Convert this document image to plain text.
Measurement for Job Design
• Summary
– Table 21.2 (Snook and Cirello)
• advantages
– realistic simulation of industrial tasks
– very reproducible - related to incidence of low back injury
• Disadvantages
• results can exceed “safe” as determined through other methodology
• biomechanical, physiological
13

════

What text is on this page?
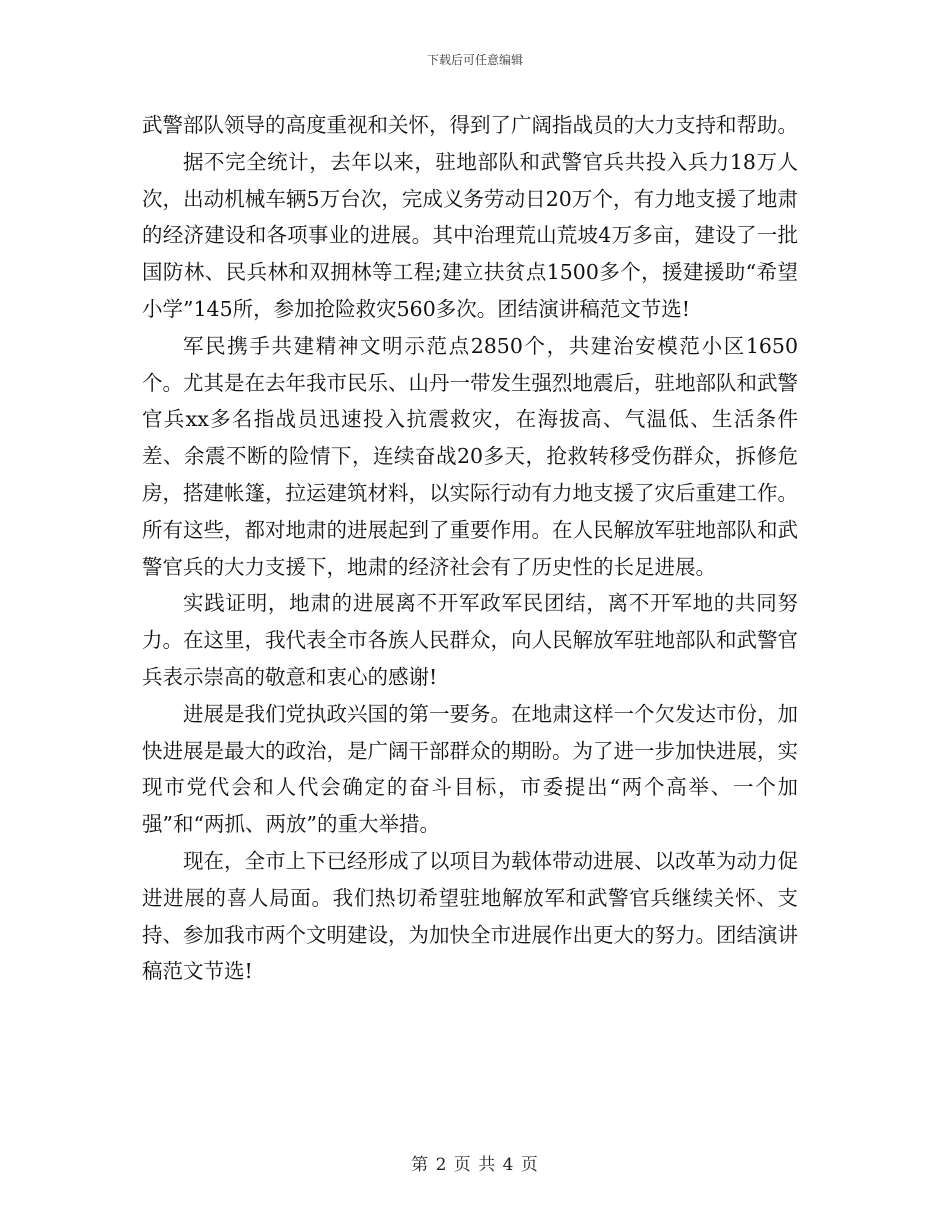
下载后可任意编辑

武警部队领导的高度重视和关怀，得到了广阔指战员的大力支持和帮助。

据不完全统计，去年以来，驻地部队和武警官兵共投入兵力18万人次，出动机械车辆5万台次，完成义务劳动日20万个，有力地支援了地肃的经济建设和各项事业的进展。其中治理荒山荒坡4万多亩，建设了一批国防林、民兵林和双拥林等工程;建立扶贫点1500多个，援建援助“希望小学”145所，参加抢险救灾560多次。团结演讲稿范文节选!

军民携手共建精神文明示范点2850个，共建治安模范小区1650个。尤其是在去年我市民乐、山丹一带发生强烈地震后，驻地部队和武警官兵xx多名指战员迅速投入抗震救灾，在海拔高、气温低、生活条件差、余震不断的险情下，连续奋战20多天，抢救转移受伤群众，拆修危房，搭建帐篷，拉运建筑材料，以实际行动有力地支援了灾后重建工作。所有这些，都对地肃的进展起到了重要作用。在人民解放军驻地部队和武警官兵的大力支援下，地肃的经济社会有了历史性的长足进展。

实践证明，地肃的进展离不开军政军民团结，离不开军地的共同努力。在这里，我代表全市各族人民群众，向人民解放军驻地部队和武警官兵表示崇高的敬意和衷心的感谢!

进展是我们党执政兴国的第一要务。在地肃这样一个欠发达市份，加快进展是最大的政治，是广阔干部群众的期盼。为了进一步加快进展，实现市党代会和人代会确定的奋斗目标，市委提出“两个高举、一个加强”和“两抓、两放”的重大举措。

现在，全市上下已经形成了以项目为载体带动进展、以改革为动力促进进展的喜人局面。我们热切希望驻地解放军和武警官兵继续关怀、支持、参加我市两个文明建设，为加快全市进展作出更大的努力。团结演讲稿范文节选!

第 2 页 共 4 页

════

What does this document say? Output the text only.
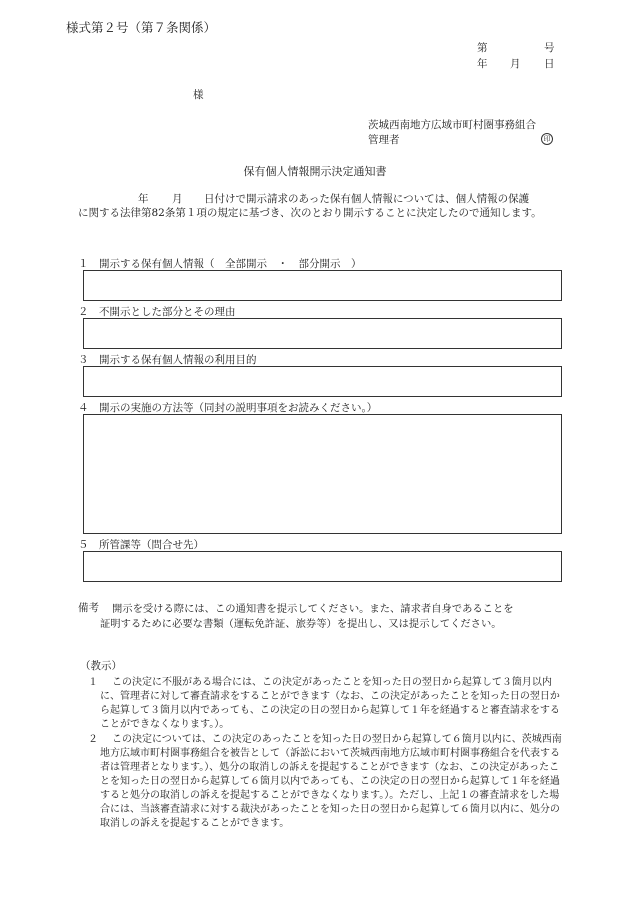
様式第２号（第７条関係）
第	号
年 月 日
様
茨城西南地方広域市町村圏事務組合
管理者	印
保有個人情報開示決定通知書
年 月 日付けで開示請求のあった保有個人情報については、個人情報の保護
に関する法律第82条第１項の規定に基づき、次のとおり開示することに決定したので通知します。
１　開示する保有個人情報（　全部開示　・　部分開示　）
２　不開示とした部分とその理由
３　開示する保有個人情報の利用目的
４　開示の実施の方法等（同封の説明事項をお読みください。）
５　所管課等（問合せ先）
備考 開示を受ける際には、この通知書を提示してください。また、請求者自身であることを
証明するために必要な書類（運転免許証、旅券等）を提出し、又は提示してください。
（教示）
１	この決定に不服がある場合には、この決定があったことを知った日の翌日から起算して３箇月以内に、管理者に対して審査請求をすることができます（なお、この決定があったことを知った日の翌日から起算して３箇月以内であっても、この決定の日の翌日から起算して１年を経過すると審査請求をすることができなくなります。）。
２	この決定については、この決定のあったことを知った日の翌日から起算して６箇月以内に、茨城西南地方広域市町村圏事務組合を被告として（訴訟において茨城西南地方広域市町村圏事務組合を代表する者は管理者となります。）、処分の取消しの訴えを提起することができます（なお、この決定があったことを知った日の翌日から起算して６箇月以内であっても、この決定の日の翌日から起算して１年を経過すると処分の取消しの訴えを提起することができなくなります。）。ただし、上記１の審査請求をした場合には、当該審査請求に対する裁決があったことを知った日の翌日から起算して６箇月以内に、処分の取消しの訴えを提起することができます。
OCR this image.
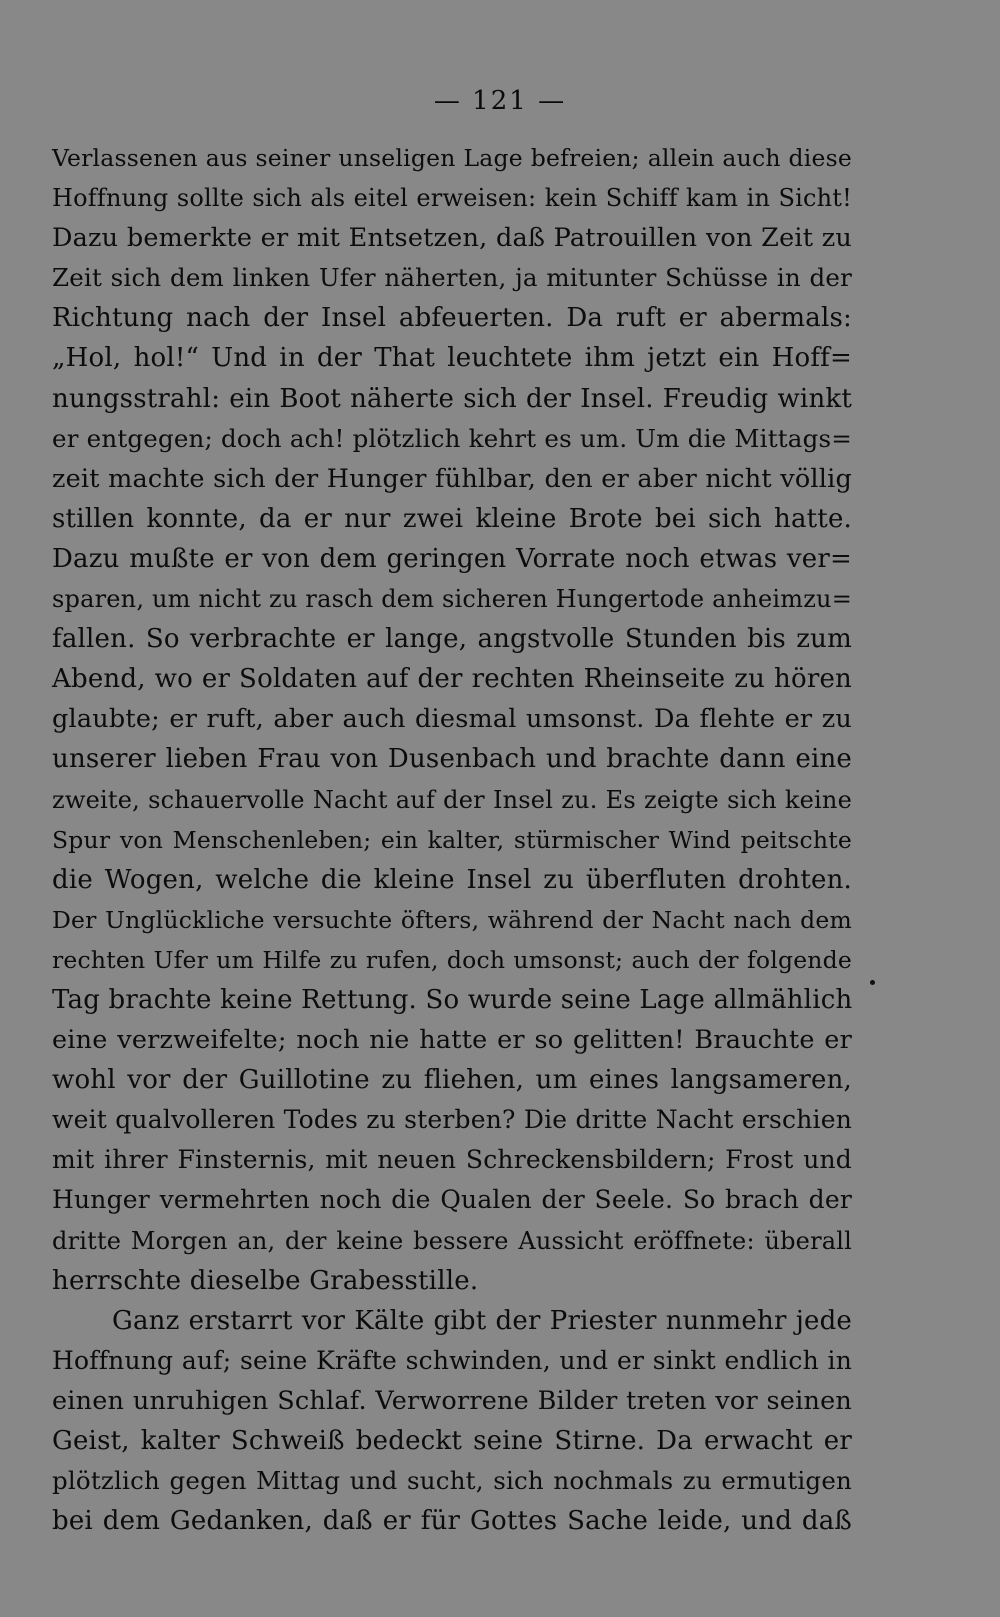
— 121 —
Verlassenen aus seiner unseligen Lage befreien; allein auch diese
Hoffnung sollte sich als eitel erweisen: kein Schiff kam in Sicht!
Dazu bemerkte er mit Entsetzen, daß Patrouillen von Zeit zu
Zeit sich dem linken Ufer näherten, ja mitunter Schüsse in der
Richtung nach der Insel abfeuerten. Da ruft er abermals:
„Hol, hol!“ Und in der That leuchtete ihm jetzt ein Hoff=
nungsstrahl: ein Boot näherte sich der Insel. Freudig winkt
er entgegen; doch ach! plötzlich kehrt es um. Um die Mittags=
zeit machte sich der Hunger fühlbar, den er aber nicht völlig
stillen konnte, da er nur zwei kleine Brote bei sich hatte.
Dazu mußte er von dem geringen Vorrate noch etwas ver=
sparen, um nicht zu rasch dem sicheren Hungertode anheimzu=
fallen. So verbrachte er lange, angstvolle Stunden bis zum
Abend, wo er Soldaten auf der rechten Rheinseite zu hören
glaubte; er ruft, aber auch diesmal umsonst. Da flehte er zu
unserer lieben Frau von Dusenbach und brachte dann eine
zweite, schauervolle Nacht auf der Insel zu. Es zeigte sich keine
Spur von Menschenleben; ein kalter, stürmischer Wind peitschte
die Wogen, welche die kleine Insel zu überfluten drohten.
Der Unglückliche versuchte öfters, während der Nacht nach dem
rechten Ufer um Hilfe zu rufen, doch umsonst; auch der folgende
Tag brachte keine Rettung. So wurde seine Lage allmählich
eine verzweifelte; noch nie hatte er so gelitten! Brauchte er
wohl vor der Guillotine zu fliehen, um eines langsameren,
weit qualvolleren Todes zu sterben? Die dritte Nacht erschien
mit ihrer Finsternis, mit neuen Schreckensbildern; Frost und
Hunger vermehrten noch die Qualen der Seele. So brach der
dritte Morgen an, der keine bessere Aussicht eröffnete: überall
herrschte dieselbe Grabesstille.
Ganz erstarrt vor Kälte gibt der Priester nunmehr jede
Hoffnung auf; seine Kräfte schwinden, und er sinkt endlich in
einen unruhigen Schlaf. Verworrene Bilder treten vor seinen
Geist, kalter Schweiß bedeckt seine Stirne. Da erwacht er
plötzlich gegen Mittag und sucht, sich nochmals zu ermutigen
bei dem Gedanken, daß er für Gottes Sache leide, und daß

════

» **Directive**
Copy every line of the listing that includes the string "image".

» **Exercise output**
Convert this document image to plain text.
OCR this image.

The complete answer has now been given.